What is expected => In the entries below, find every line holding the string "Transações" and collect it.

Entries =>

start

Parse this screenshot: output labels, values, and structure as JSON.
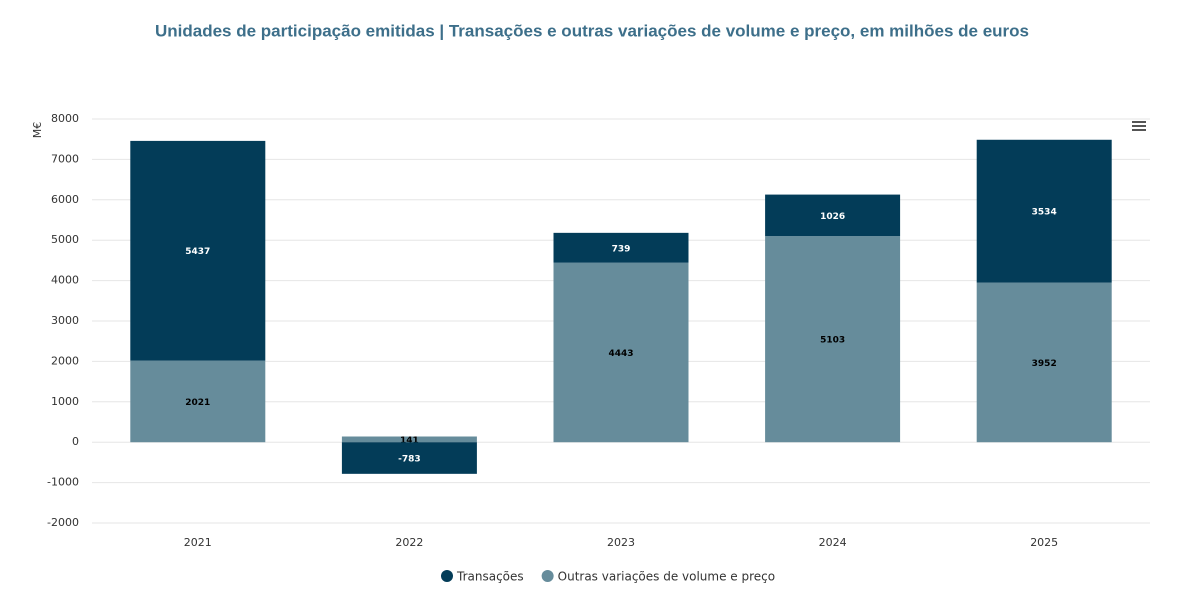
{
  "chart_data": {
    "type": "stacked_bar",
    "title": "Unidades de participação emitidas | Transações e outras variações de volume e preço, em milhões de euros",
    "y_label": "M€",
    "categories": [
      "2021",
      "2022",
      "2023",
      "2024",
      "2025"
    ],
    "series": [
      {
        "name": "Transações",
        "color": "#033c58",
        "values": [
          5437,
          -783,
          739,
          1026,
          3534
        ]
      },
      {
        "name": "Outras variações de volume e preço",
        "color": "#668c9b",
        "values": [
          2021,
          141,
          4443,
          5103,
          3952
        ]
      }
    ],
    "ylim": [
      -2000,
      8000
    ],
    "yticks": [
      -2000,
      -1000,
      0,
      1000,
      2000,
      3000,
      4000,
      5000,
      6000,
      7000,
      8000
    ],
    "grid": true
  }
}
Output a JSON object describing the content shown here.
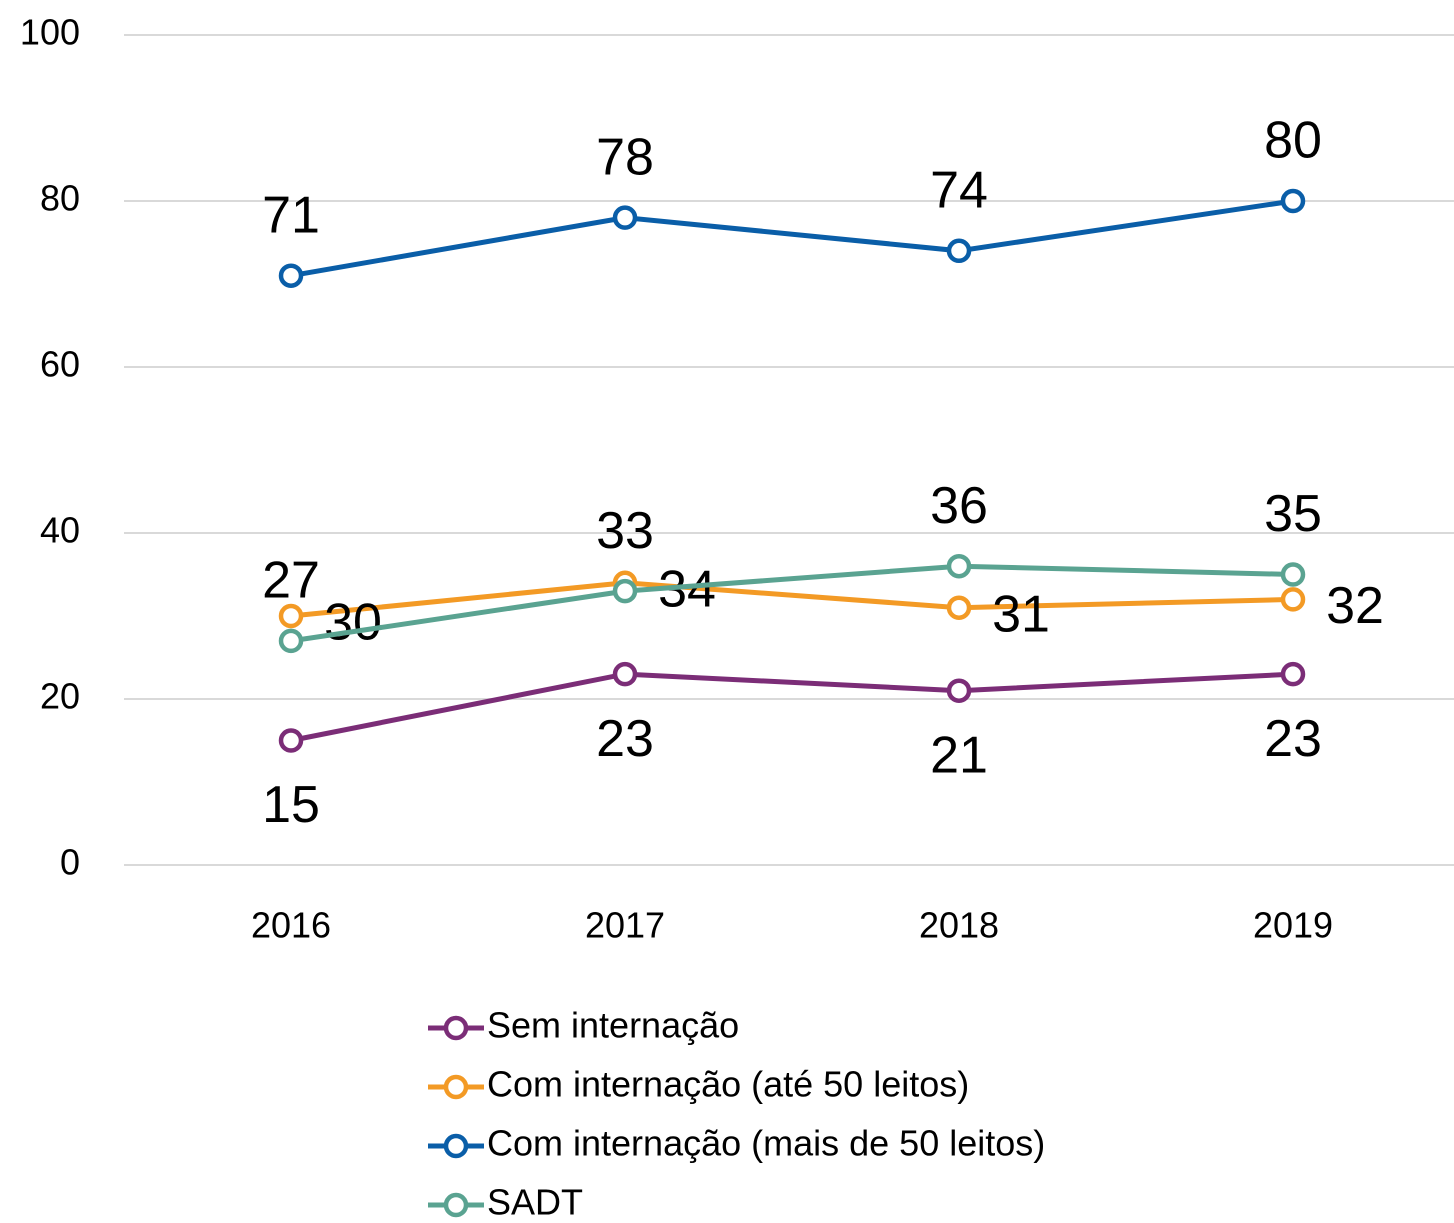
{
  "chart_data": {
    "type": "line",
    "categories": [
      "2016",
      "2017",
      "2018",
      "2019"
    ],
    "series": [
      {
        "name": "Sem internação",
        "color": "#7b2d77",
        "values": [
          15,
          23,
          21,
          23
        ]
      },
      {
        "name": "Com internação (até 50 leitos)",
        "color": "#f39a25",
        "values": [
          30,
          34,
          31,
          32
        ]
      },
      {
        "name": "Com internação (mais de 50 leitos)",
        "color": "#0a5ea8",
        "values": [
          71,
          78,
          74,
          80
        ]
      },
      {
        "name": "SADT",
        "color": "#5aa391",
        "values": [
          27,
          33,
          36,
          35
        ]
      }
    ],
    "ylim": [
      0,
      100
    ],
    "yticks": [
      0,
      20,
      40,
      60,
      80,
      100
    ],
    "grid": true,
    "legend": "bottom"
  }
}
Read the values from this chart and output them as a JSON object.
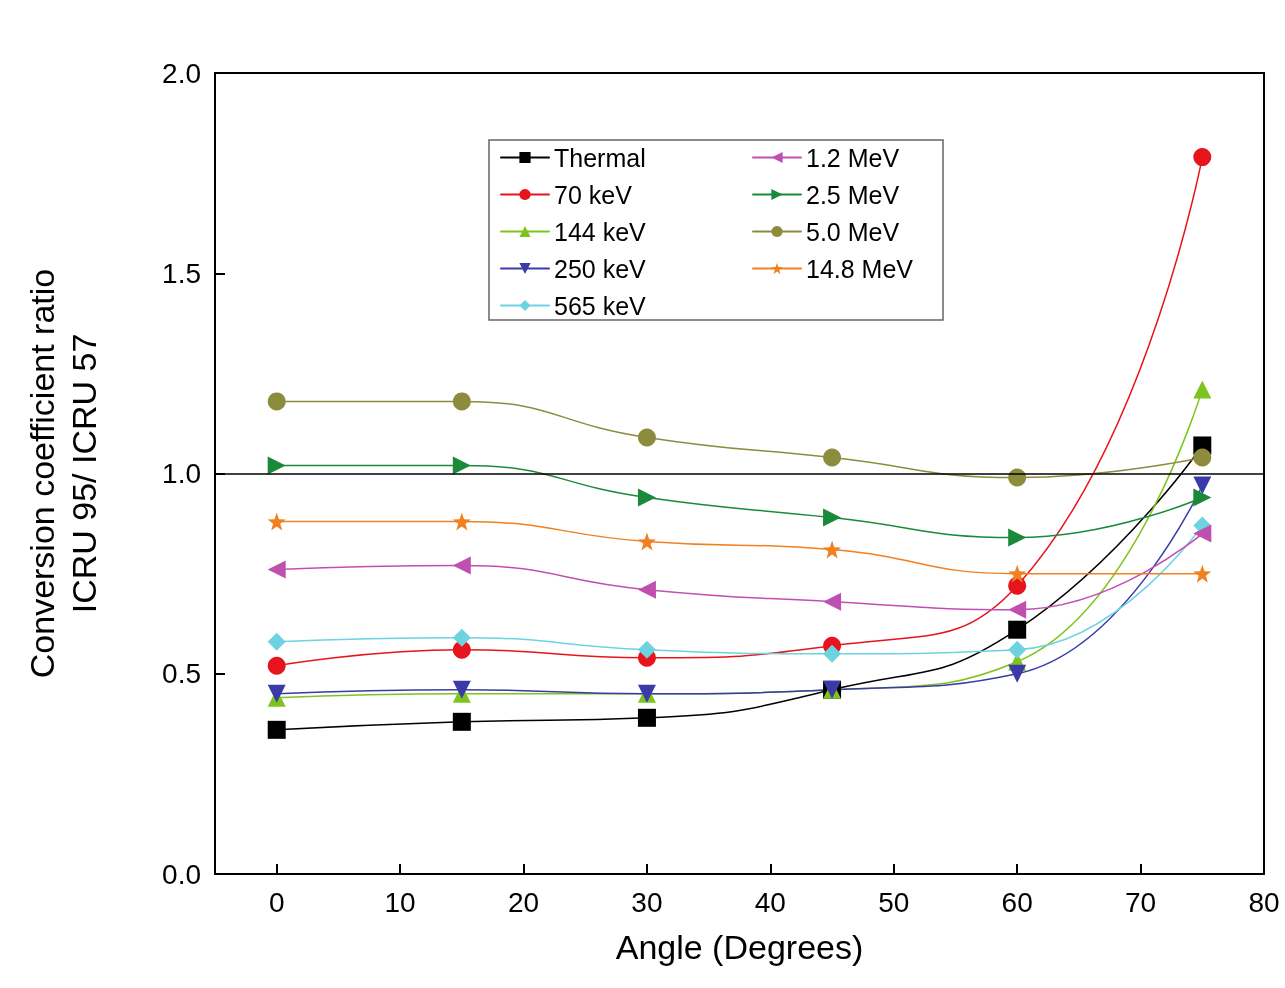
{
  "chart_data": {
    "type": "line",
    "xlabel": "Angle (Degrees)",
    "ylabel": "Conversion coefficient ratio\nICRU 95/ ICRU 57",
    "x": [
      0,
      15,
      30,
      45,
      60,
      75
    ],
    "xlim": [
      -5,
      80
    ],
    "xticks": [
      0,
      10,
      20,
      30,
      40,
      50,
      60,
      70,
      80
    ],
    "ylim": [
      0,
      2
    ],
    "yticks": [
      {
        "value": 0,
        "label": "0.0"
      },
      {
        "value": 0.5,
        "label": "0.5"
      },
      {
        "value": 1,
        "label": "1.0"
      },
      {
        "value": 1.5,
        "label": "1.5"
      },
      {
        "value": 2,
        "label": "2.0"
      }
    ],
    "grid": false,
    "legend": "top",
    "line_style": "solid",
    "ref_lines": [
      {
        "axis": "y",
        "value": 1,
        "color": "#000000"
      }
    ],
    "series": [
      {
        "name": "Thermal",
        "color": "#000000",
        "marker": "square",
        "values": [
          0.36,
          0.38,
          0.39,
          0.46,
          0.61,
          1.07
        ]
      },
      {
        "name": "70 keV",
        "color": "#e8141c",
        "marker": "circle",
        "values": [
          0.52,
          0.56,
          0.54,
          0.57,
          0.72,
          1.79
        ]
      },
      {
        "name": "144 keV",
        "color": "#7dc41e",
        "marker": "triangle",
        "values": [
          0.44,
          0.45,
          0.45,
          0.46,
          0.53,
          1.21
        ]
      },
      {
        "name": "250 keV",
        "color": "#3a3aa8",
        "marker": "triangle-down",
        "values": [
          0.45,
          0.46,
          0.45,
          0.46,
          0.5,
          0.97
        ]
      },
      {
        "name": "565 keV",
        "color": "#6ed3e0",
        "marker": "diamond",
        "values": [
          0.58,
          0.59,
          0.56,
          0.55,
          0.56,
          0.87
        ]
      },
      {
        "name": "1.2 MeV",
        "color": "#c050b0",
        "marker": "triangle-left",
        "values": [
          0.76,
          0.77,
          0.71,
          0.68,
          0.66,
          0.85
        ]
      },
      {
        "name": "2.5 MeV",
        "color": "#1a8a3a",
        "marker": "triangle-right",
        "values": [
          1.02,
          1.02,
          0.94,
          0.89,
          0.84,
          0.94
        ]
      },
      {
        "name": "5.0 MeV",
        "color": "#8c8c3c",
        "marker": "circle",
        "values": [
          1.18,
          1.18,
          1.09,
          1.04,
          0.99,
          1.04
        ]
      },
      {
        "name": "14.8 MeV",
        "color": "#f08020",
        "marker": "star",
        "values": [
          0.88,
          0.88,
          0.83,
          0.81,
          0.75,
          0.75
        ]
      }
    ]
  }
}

end

Task solution =>
    "title": "Unidades de participação emitidas | Transações e outras variações de volume e preço, em milhões de euros",
        "name": "Transações",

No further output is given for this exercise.